ARBEITSANWEISUNG:
Gib die folgenden Datensätze vollständig wieder und tausche dabei jedes „interactable“ gegen „clickable“. Alles andere bleibt unverändert.

Layout-Koordinatendaten:
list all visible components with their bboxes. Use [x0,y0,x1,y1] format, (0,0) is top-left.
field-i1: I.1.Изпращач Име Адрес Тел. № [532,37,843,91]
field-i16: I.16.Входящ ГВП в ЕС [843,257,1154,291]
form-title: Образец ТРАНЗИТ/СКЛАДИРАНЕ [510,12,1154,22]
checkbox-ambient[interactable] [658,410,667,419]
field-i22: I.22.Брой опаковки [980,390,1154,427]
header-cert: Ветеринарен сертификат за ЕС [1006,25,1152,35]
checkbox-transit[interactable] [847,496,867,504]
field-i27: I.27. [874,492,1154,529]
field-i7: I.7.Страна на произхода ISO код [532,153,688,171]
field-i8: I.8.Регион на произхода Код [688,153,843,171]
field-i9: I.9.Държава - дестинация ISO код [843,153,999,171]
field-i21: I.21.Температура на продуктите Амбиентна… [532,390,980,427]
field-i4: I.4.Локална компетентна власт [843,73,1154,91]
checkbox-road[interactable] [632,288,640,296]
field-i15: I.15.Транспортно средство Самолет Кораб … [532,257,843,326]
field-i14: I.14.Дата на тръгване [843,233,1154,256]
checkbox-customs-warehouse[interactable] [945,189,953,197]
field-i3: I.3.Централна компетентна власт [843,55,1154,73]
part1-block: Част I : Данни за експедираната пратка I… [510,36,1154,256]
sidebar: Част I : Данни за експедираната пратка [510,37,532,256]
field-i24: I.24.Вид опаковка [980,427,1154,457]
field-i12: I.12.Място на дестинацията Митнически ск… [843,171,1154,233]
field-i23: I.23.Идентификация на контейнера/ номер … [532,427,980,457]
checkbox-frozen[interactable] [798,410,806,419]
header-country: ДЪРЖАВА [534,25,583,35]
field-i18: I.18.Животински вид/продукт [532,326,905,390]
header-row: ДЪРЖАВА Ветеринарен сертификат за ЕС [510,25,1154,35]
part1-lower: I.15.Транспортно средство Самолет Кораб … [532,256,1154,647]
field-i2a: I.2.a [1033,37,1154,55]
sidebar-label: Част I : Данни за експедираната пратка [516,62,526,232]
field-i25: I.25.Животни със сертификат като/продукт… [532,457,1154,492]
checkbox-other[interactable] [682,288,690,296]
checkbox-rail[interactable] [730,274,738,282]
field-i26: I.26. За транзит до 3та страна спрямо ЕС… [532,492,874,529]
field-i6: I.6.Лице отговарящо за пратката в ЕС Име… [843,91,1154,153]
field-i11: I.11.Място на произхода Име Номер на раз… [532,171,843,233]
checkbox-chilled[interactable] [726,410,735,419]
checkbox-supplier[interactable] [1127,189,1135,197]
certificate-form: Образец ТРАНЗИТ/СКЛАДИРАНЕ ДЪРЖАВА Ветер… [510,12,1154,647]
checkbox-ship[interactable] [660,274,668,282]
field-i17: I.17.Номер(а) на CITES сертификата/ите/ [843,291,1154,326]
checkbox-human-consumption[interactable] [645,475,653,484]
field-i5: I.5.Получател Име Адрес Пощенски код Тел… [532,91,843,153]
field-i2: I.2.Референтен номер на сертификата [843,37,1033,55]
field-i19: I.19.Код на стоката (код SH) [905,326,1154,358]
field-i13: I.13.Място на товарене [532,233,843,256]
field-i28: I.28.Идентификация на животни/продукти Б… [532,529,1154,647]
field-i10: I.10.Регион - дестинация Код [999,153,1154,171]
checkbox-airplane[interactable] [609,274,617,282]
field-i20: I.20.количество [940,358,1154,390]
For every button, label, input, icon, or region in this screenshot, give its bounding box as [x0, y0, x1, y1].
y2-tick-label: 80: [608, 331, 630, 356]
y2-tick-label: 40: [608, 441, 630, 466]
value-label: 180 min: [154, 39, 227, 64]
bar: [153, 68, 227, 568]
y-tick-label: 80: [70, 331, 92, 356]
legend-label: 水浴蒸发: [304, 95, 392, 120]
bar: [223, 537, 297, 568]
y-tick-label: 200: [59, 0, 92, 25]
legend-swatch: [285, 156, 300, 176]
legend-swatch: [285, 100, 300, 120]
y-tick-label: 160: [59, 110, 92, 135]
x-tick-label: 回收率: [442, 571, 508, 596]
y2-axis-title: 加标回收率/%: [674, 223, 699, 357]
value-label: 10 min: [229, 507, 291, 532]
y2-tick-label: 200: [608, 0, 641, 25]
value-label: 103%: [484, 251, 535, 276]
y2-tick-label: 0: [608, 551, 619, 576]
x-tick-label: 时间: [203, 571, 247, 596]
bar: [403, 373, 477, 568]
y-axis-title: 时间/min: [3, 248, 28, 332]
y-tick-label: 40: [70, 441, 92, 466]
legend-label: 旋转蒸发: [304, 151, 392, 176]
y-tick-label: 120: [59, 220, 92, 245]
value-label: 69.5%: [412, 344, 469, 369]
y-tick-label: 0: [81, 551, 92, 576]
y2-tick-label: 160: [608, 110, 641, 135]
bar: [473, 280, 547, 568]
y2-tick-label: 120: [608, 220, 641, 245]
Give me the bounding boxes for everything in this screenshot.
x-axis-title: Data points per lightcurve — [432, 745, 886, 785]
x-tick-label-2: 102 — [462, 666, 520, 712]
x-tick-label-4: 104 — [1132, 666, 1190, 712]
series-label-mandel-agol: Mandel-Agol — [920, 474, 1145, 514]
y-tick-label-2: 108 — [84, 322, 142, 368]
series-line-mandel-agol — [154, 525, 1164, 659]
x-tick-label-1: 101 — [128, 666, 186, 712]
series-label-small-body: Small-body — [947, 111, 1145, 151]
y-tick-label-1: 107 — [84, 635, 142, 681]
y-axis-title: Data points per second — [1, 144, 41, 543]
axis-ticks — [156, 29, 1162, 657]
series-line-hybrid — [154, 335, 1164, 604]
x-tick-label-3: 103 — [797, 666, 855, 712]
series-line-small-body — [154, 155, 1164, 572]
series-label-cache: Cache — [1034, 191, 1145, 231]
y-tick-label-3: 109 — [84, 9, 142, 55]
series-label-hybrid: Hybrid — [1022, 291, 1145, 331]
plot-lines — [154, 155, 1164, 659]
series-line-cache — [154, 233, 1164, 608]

ANTWORT:
list all visible components with their bboxes. Use [x0,y0,x1,y1] format, (0,0) is top-left.
field-i1: I.1.Изпращач Име Адрес Тел. № [532,37,843,91]
field-i16: I.16.Входящ ГВП в ЕС [843,257,1154,291]
form-title: Образец ТРАНЗИТ/СКЛАДИРАНЕ [510,12,1154,22]
checkbox-ambient[clickable] [658,410,667,419]
field-i22: I.22.Брой опаковки [980,390,1154,427]
header-cert: Ветеринарен сертификат за ЕС [1006,25,1152,35]
checkbox-transit[clickable] [847,496,867,504]
field-i27: I.27. [874,492,1154,529]
field-i7: I.7.Страна на произхода ISO код [532,153,688,171]
field-i8: I.8.Регион на произхода Код [688,153,843,171]
field-i9: I.9.Държава - дестинация ISO код [843,153,999,171]
field-i21: I.21.Температура на продуктите Амбиентна… [532,390,980,427]
field-i4: I.4.Локална компетентна власт [843,73,1154,91]
checkbox-road[clickable] [632,288,640,296]
field-i15: I.15.Транспортно средство Самолет Кораб … [532,257,843,326]
field-i14: I.14.Дата на тръгване [843,233,1154,256]
checkbox-customs-warehouse[clickable] [945,189,953,197]
field-i3: I.3.Централна компетентна власт [843,55,1154,73]
part1-block: Част I : Данни за експедираната пратка I… [510,36,1154,256]
sidebar: Част I : Данни за експедираната пратка [510,37,532,256]
field-i24: I.24.Вид опаковка [980,427,1154,457]
field-i12: I.12.Място на дестинацията Митнически ск… [843,171,1154,233]
field-i23: I.23.Идентификация на контейнера/ номер … [532,427,980,457]
checkbox-frozen[clickable] [798,410,806,419]
header-country: ДЪРЖАВА [534,25,583,35]
field-i18: I.18.Животински вид/продукт [532,326,905,390]
header-row: ДЪРЖАВА Ветеринарен сертификат за ЕС [510,25,1154,35]
part1-lower: I.15.Транспортно средство Самолет Кораб … [532,256,1154,647]
field-i2a: I.2.a [1033,37,1154,55]
sidebar-label: Част I : Данни за експедираната пратка [516,62,526,232]
field-i25: I.25.Животни със сертификат като/продукт… [532,457,1154,492]
checkbox-other[clickable] [682,288,690,296]
checkbox-rail[clickable] [730,274,738,282]
field-i26: I.26. За транзит до 3та страна спрямо ЕС… [532,492,874,529]
field-i6: I.6.Лице отговарящо за пратката в ЕС Име… [843,91,1154,153]
field-i11: I.11.Място на произхода Име Номер на раз… [532,171,843,233]
checkbox-chilled[clickable] [726,410,735,419]
checkbox-supplier[clickable] [1127,189,1135,197]
certificate-form: Образец ТРАНЗИТ/СКЛАДИРАНЕ ДЪРЖАВА Ветер… [510,12,1154,647]
checkbox-ship[clickable] [660,274,668,282]
field-i17: I.17.Номер(а) на CITES сертификата/ите/ [843,291,1154,326]
checkbox-human-consumption[clickable] [645,475,653,484]
field-i5: I.5.Получател Име Адрес Пощенски код Тел… [532,91,843,153]
field-i2: I.2.Референтен номер на сертификата [843,37,1033,55]
field-i19: I.19.Код на стоката (код SH) [905,326,1154,358]
field-i13: I.13.Място на товарене [532,233,843,256]
field-i28: I.28.Идентификация на животни/продукти Б… [532,529,1154,647]
field-i10: I.10.Регион - дестинация Код [999,153,1154,171]
checkbox-airplane[clickable] [609,274,617,282]
field-i20: I.20.количество [940,358,1154,390]
For every button, label, input, icon, or region in this screenshot, give its bounding box as [x0, y0, x1, y1].
y2-tick-label: 80: [608, 331, 630, 356]
y2-tick-label: 40: [608, 441, 630, 466]
value-label: 180 min: [154, 39, 227, 64]
bar: [153, 68, 227, 568]
y-tick-label: 80: [70, 331, 92, 356]
legend-label: 水浴蒸发: [304, 95, 392, 120]
bar: [223, 537, 297, 568]
y-tick-label: 200: [59, 0, 92, 25]
legend-swatch: [285, 156, 300, 176]
legend-swatch: [285, 100, 300, 120]
y-tick-label: 160: [59, 110, 92, 135]
x-tick-label: 回收率: [442, 571, 508, 596]
y2-axis-title: 加标回收率/%: [674, 223, 699, 357]
value-label: 10 min: [229, 507, 291, 532]
y2-tick-label: 200: [608, 0, 641, 25]
value-label: 103%: [484, 251, 535, 276]
y2-tick-label: 0: [608, 551, 619, 576]
x-tick-label: 时间: [203, 571, 247, 596]
bar: [403, 373, 477, 568]
y-axis-title: 时间/min: [3, 248, 28, 332]
y-tick-label: 40: [70, 441, 92, 466]
legend-label: 旋转蒸发: [304, 151, 392, 176]
y-tick-label: 120: [59, 220, 92, 245]
value-label: 69.5%: [412, 344, 469, 369]
y-tick-label: 0: [81, 551, 92, 576]
y2-tick-label: 160: [608, 110, 641, 135]
bar: [473, 280, 547, 568]
y2-tick-label: 120: [608, 220, 641, 245]
Give me the bounding boxes for everything in this screenshot.
x-axis-title: Data points per lightcurve — [432, 745, 886, 785]
x-tick-label-2: 102 — [462, 666, 520, 712]
x-tick-label-4: 104 — [1132, 666, 1190, 712]
series-label-mandel-agol: Mandel-Agol — [920, 474, 1145, 514]
y-tick-label-2: 108 — [84, 322, 142, 368]
series-line-mandel-agol — [154, 525, 1164, 659]
x-tick-label-1: 101 — [128, 666, 186, 712]
series-label-small-body: Small-body — [947, 111, 1145, 151]
y-tick-label-1: 107 — [84, 635, 142, 681]
y-axis-title: Data points per second — [1, 144, 41, 543]
axis-ticks — [156, 29, 1162, 657]
series-line-hybrid — [154, 335, 1164, 604]
x-tick-label-3: 103 — [797, 666, 855, 712]
series-line-small-body — [154, 155, 1164, 572]
series-label-cache: Cache — [1034, 191, 1145, 231]
y-tick-label-3: 109 — [84, 9, 142, 55]
series-label-hybrid: Hybrid — [1022, 291, 1145, 331]
plot-lines — [154, 155, 1164, 659]
series-line-cache — [154, 233, 1164, 608]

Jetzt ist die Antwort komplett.